• **Problem requirements**
Scan the listing that follows and report how many lines contain "quick". Write the number alone.

══════════════════════════════

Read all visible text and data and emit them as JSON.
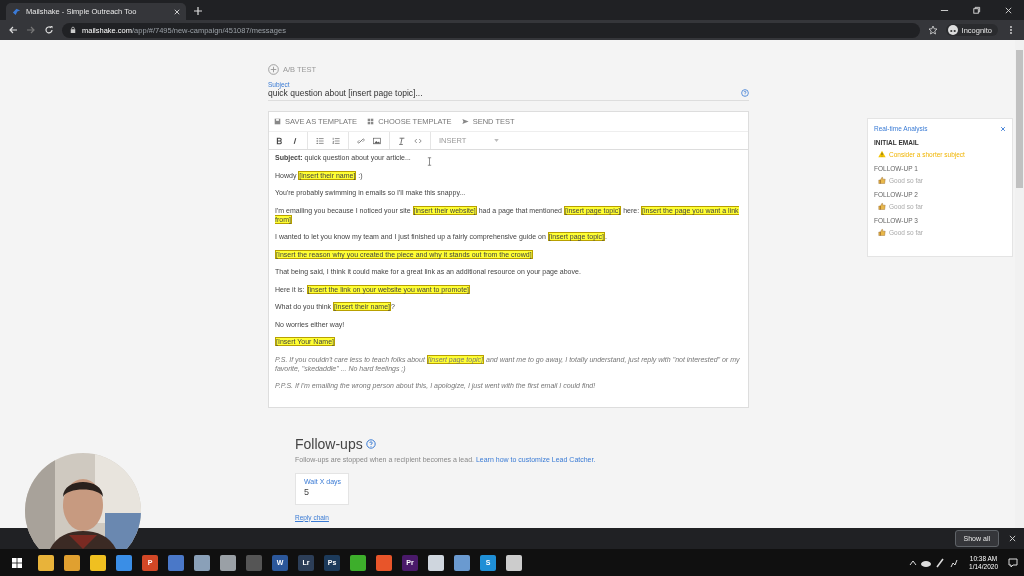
{
  "browser": {
    "tab_title": "Mailshake - Simple Outreach Too",
    "url_host": "mailshake.com",
    "url_path": "/app/#/7495/new-campaign/451087/messages",
    "profile": "Incognito"
  },
  "ab_test": "A/B TEST",
  "subject": {
    "label": "Subject",
    "value": "quick question about [insert page topic]..."
  },
  "editor_actions": [
    "SAVE AS TEMPLATE",
    "CHOOSE TEMPLATE",
    "SEND TEST"
  ],
  "insert_menu": "INSERT",
  "body": [
    {
      "kind": "plain",
      "segments": [
        {
          "text": "**Subject:** quick question about your article...",
          "placeholder": false
        }
      ]
    },
    {
      "kind": "plain",
      "segments": [
        {
          "text": "Howdy ",
          "placeholder": false
        },
        {
          "text": "[insert their name]",
          "placeholder": true
        },
        {
          "text": " :)",
          "placeholder": false
        }
      ]
    },
    {
      "kind": "plain",
      "segments": [
        {
          "text": "You're probably swimming in emails so I'll make this snappy...",
          "placeholder": false
        }
      ]
    },
    {
      "kind": "plain",
      "segments": [
        {
          "text": "I'm emailing you because I noticed your site ",
          "placeholder": false
        },
        {
          "text": "[insert their website]",
          "placeholder": true
        },
        {
          "text": " had a page that mentioned ",
          "placeholder": false
        },
        {
          "text": "[insert page topic]",
          "placeholder": true
        },
        {
          "text": " here: ",
          "placeholder": false
        },
        {
          "text": "[insert the page you want a link from]",
          "placeholder": true
        }
      ]
    },
    {
      "kind": "plain",
      "segments": [
        {
          "text": "I wanted to let you know my team and I just finished up a fairly comprehensive guide on  ",
          "placeholder": false
        },
        {
          "text": "[insert page topic]",
          "placeholder": true
        },
        {
          "text": ".",
          "placeholder": false
        }
      ]
    },
    {
      "kind": "plain",
      "segments": [
        {
          "text": "[Insert the reason why you created the piece and why it stands out from the crowd]",
          "placeholder": true
        }
      ]
    },
    {
      "kind": "plain",
      "segments": [
        {
          "text": "That being said, I think it could make for a great link as an additional resource on your page above.",
          "placeholder": false
        }
      ]
    },
    {
      "kind": "plain",
      "segments": [
        {
          "text": "Here it is: ",
          "placeholder": false
        },
        {
          "text": "[insert the link on your website you want to promote]",
          "placeholder": true
        }
      ]
    },
    {
      "kind": "plain",
      "segments": [
        {
          "text": "What do you think ",
          "placeholder": false
        },
        {
          "text": "[insert their name]",
          "placeholder": true
        },
        {
          "text": "?",
          "placeholder": false
        }
      ]
    },
    {
      "kind": "plain",
      "segments": [
        {
          "text": "No worries either way!",
          "placeholder": false
        }
      ]
    },
    {
      "kind": "plain",
      "segments": [
        {
          "text": "[Insert Your Name]",
          "placeholder": true
        }
      ]
    },
    {
      "kind": "italic",
      "segments": [
        {
          "text": "P.S. If you couldn't care less to teach folks about ",
          "placeholder": false
        },
        {
          "text": "[insert page topic]",
          "placeholder": true
        },
        {
          "text": " and want me to go away, I totally understand, just reply with \"not interested\" or my favorite, \"skedaddle\" ... No hard feelings ;)",
          "placeholder": false
        }
      ]
    },
    {
      "kind": "italic",
      "segments": [
        {
          "text": "P.P.S. If I'm emailing the wrong person about this, I apologize, I just went with the first email I could find!",
          "placeholder": false
        }
      ]
    }
  ],
  "analysis": {
    "title": "Real-time Analysis",
    "items": [
      {
        "heading": "INITIAL EMAIL",
        "kind": "warning",
        "message": "Consider a shorter subject"
      },
      {
        "heading": "FOLLOW-UP 1",
        "kind": "good",
        "message": "Good so far"
      },
      {
        "heading": "FOLLOW-UP 2",
        "kind": "good",
        "message": "Good so far"
      },
      {
        "heading": "FOLLOW-UP 3",
        "kind": "good",
        "message": "Good so far"
      }
    ]
  },
  "followups": {
    "title": "Follow-ups",
    "description": "Follow-ups are stopped when a recipient becomes a lead.",
    "link": "Learn how to customize Lead Catcher.",
    "wait_label": "Wait X days",
    "wait_value": "5",
    "reply_chain": "Reply chain"
  },
  "download_bar": {
    "show_all": "Show all"
  },
  "taskbar": {
    "apps": [
      {
        "color": "#e8b33a"
      },
      {
        "color": "#e0a030"
      },
      {
        "color": "#f0c020"
      },
      {
        "color": "#3a8ee6"
      },
      {
        "label": "P",
        "color": "#d24726"
      },
      {
        "color": "#4a78c8"
      },
      {
        "color": "#8aa0b8"
      },
      {
        "color": "#9aa0a6"
      },
      {
        "color": "#555555"
      },
      {
        "label": "W",
        "color": "#2b579a"
      },
      {
        "label": "Lr",
        "color": "#2c3e57"
      },
      {
        "label": "Ps",
        "color": "#1c3a5a"
      },
      {
        "color": "#3dae2b"
      },
      {
        "color": "#e8552a"
      },
      {
        "label": "Pr",
        "color": "#4a1a6a"
      },
      {
        "color": "#cfd6de"
      },
      {
        "color": "#6a9ad0"
      },
      {
        "label": "S",
        "color": "#1f8fd6"
      },
      {
        "color": "#cccccc"
      }
    ],
    "time": "10:38 AM",
    "date": "1/14/2020"
  }
}
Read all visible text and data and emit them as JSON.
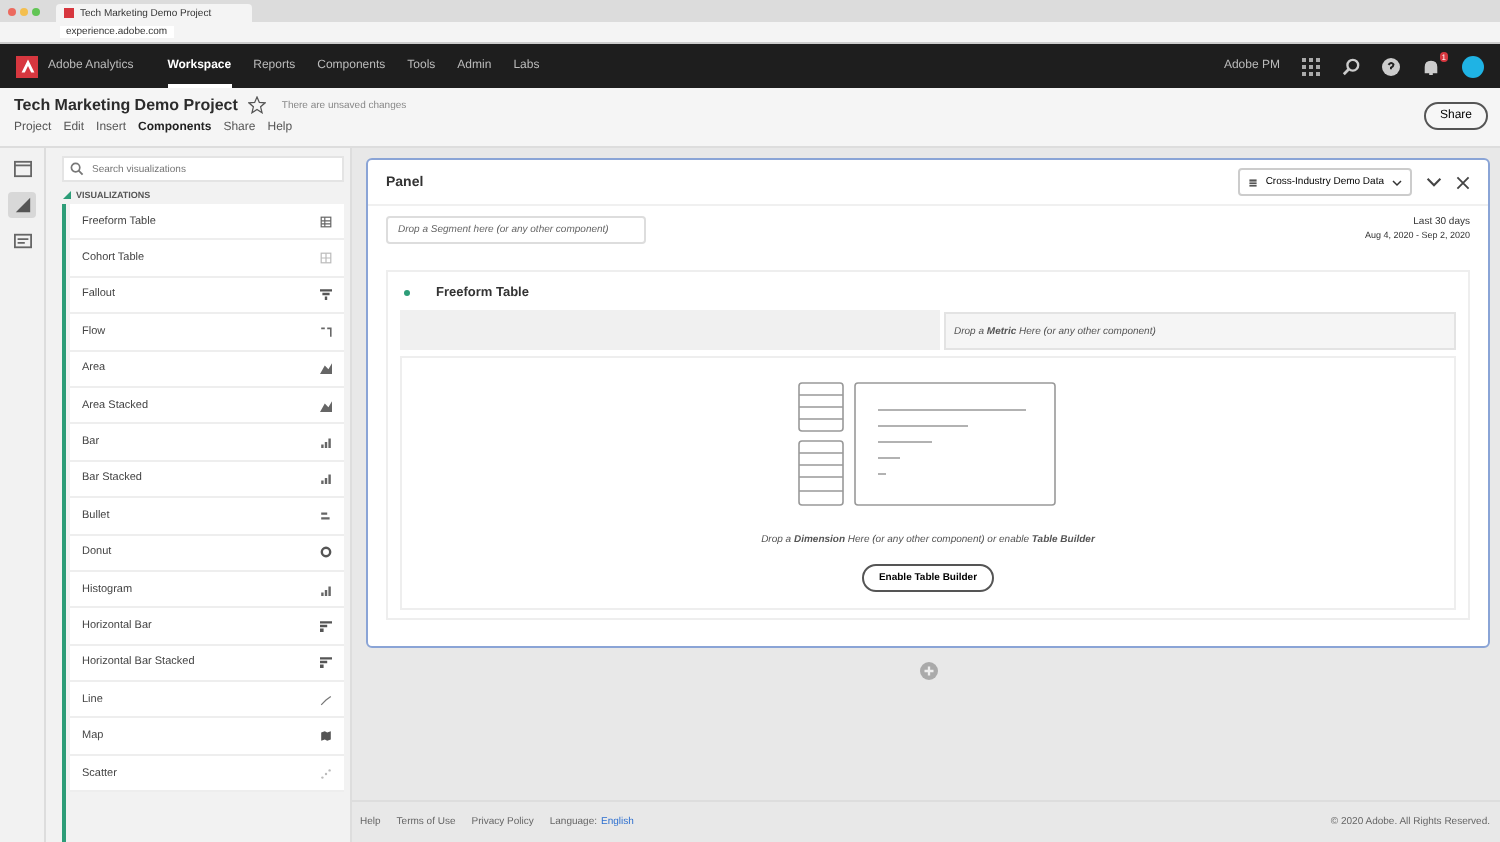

══════════════════════════════

• **Response**
2